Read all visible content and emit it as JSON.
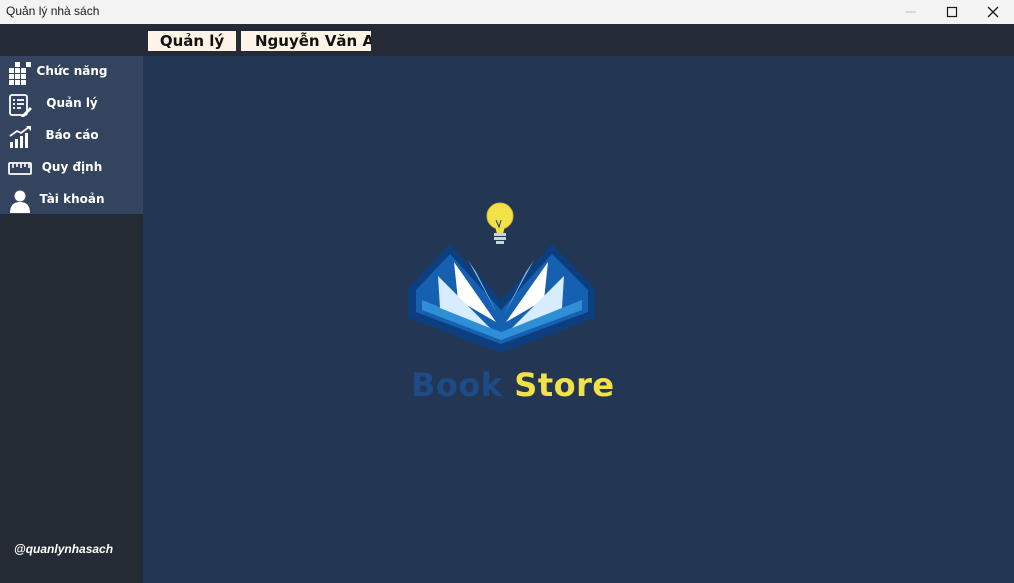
{
  "window": {
    "title": "Quản lý nhà sách"
  },
  "header": {
    "role": "Quản lý",
    "user": "Nguyễn Văn A"
  },
  "sidebar": {
    "items": [
      {
        "label": "Chức năng",
        "icon": "grid-icon"
      },
      {
        "label": "Quản lý",
        "icon": "list-edit-icon"
      },
      {
        "label": "Báo cáo",
        "icon": "chart-icon"
      },
      {
        "label": "Quy định",
        "icon": "ruler-icon"
      },
      {
        "label": "Tài khoản",
        "icon": "user-icon"
      }
    ],
    "footer": "@quanlynhasach"
  },
  "brand": {
    "word1": "Book",
    "word2": "Store"
  },
  "colors": {
    "sidebar": "#252b35",
    "menu": "#34445e",
    "main": "#233654",
    "brand_blue": "#1e4a86",
    "brand_yellow": "#f3e14a"
  }
}
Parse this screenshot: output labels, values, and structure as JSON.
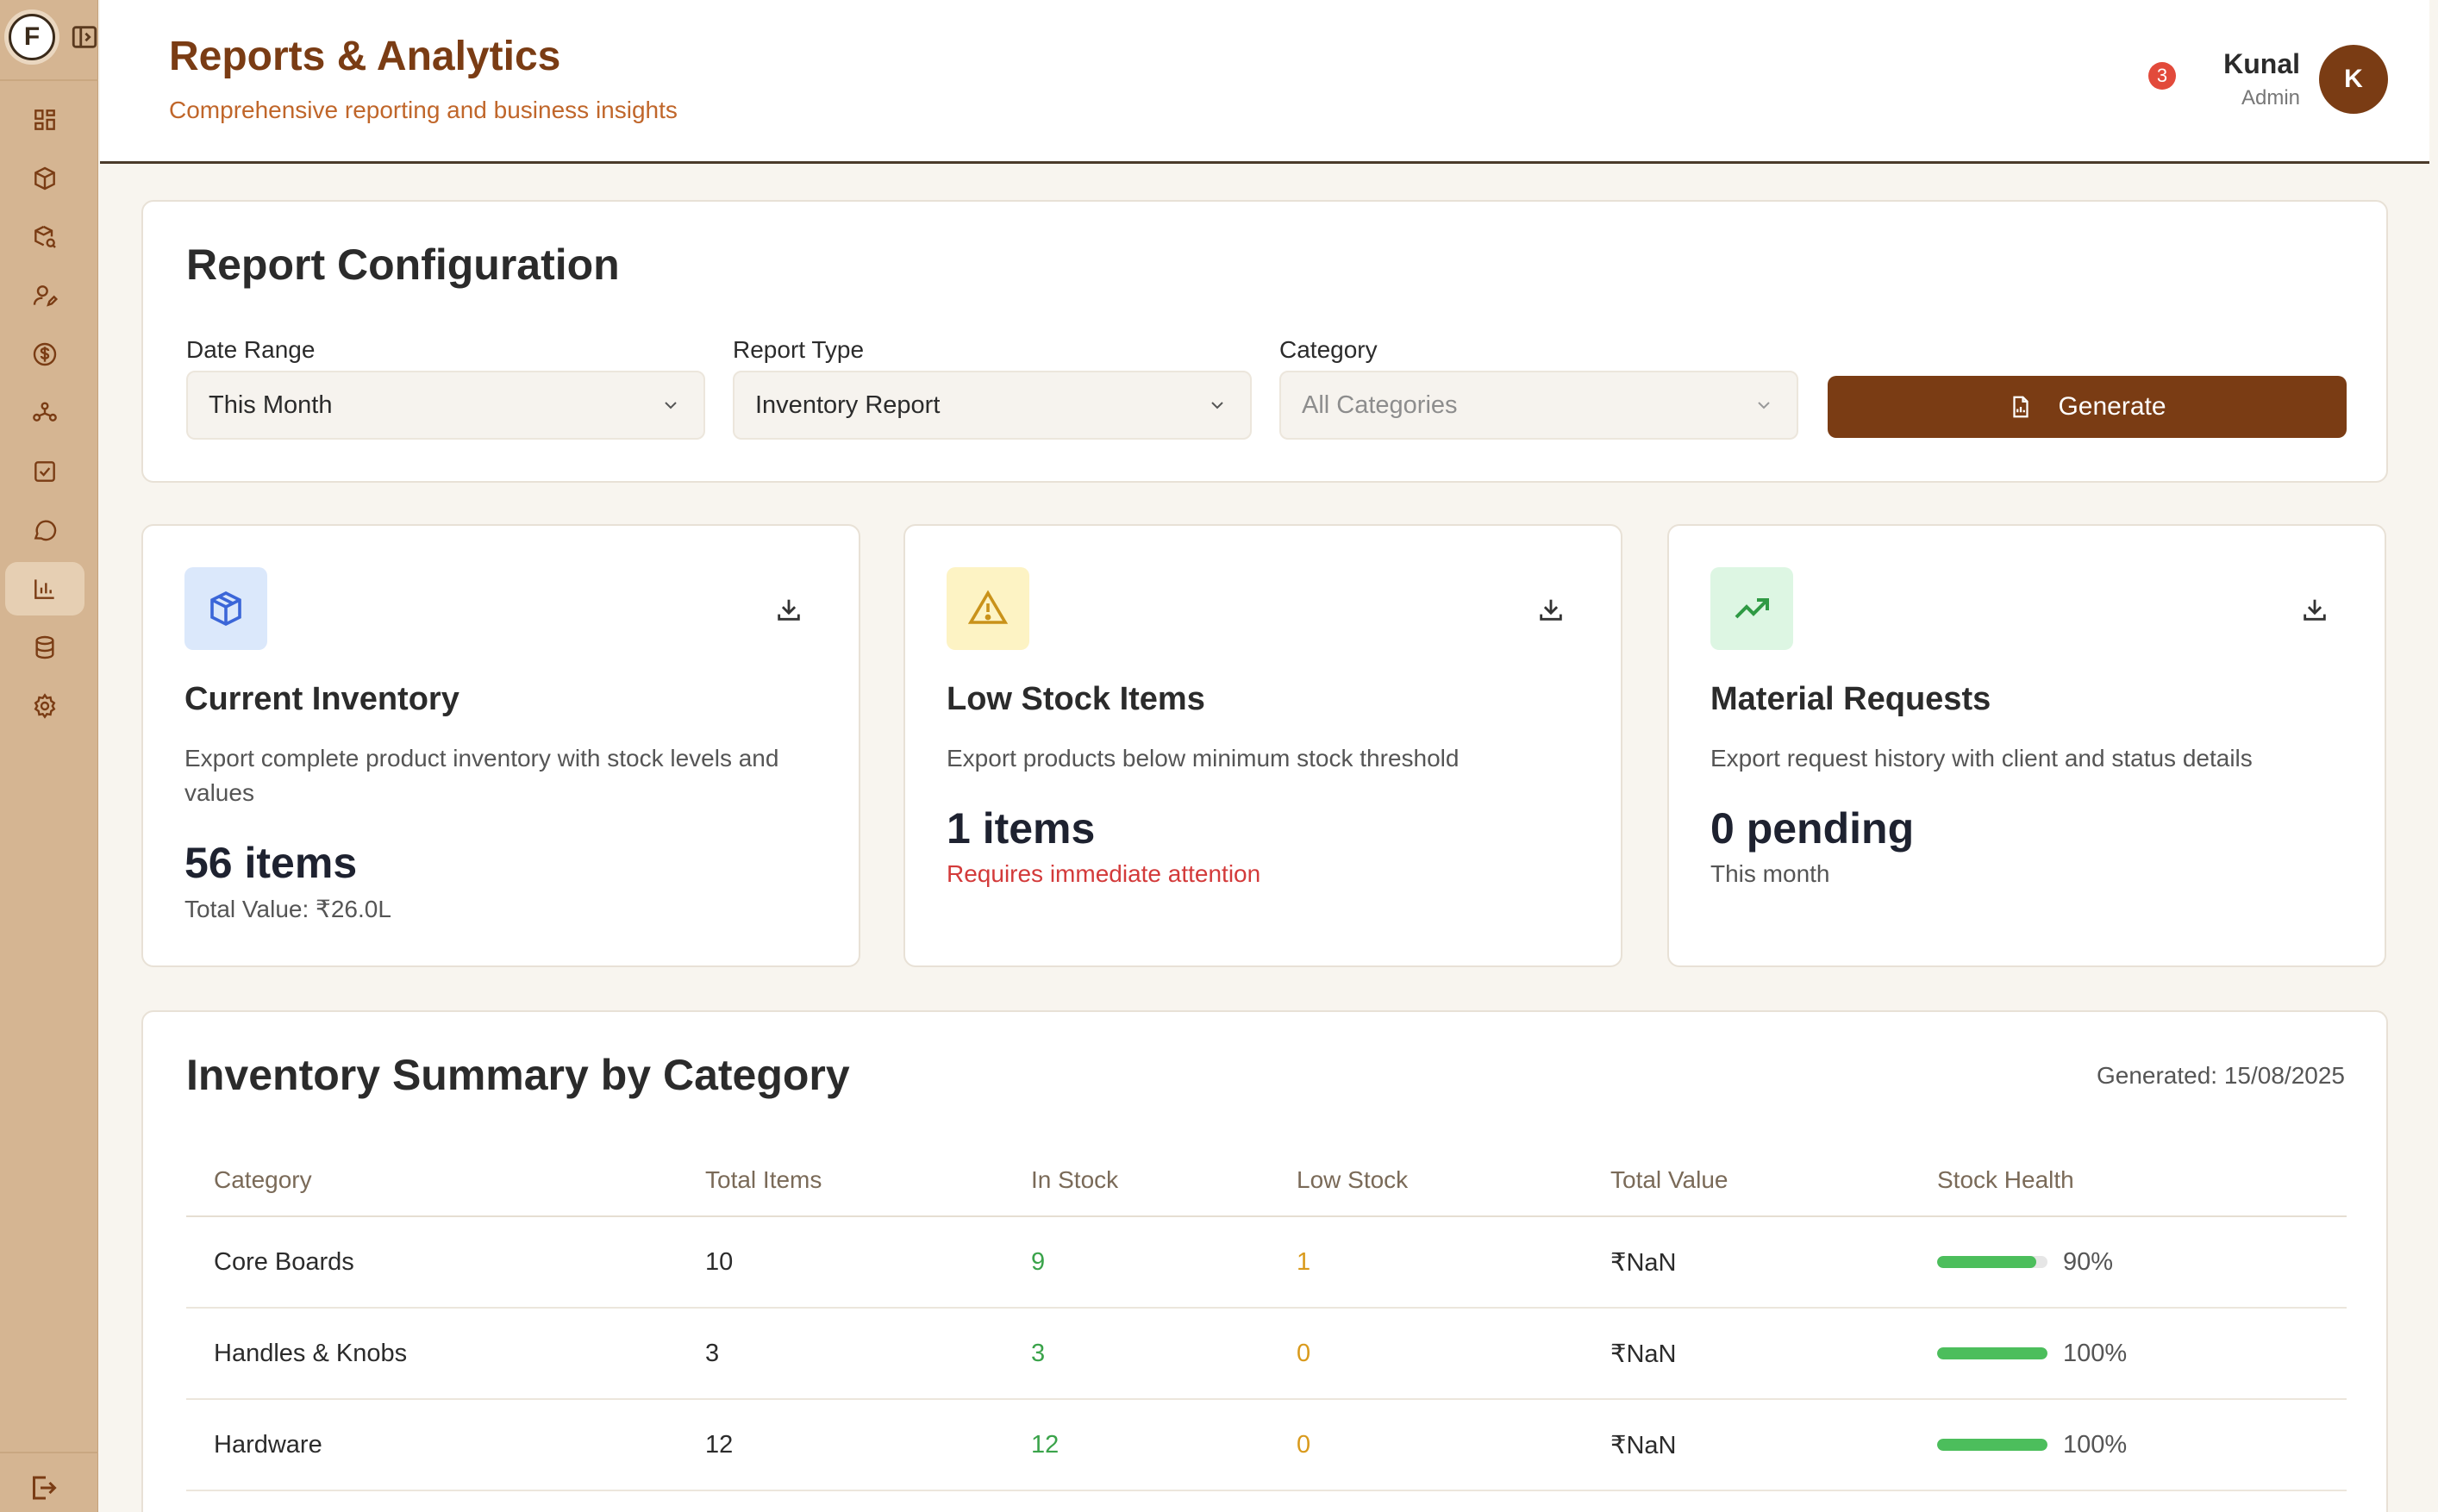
-------
**EXERCISE PROMPT**
How many lines of the listing above include the word "JSON"? Reply with the number alone.

**ANSWER TO THIS TASK**
2